**Provided entries:**
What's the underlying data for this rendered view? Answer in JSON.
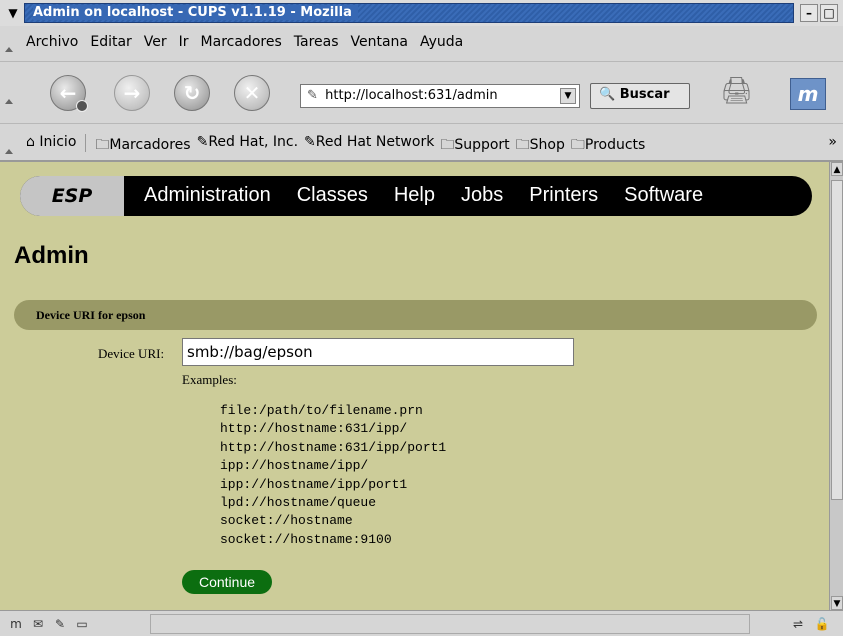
{
  "window": {
    "title": "Admin on localhost - CUPS v1.1.19 - Mozilla"
  },
  "menubar": [
    "Archivo",
    "Editar",
    "Ver",
    "Ir",
    "Marcadores",
    "Tareas",
    "Ventana",
    "Ayuda"
  ],
  "navbar": {
    "url": "http://localhost:631/admin",
    "search_label": "Buscar"
  },
  "personalbar": {
    "home_label": "Inicio",
    "items": [
      "Marcadores",
      "Red Hat, Inc.",
      "Red Hat Network",
      "Support",
      "Shop",
      "Products"
    ],
    "more": "»"
  },
  "cups_nav": {
    "brand": "ESP",
    "links": [
      "Administration",
      "Classes",
      "Help",
      "Jobs",
      "Printers",
      "Software"
    ]
  },
  "page": {
    "title": "Admin",
    "section_header": "Device URI for epson",
    "uri_label": "Device URI:",
    "uri_value": "smb://bag/epson",
    "examples_label": "Examples:",
    "examples": [
      "file:/path/to/filename.prn",
      "http://hostname:631/ipp/",
      "http://hostname:631/ipp/port1",
      "ipp://hostname/ipp/",
      "ipp://hostname/ipp/port1",
      "lpd://hostname/queue",
      "socket://hostname",
      "socket://hostname:9100"
    ],
    "continue_label": "Continue"
  },
  "colors": {
    "page_bg": "#cccc99",
    "section_bar": "#999966",
    "continue": "#0c6e10",
    "title_bar": "#3768b4"
  }
}
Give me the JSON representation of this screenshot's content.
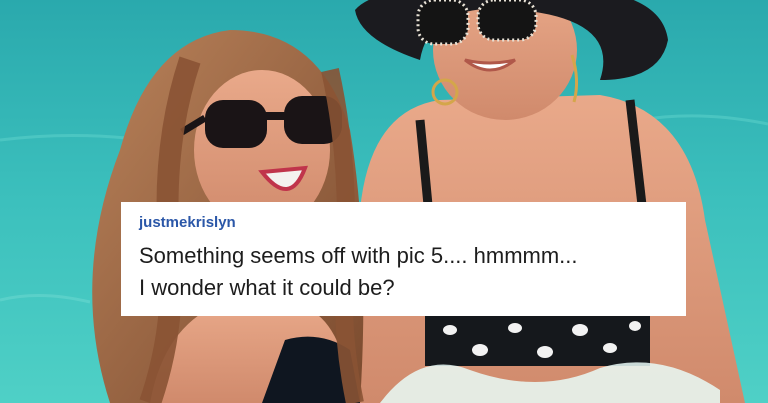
{
  "comment": {
    "username": "justmekrislyn",
    "text": "Something seems off with pic 5.... hmmmm...\nI wonder what it could be?"
  },
  "colors": {
    "water": "#2fb3b4",
    "username": "#2b57a8",
    "card": "#ffffff",
    "text": "#1d1d1d"
  }
}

**Instruction:** Each line in the material either holds the string "this" or does not. State how many do, and nothing else.

**Solution to the problem:** 2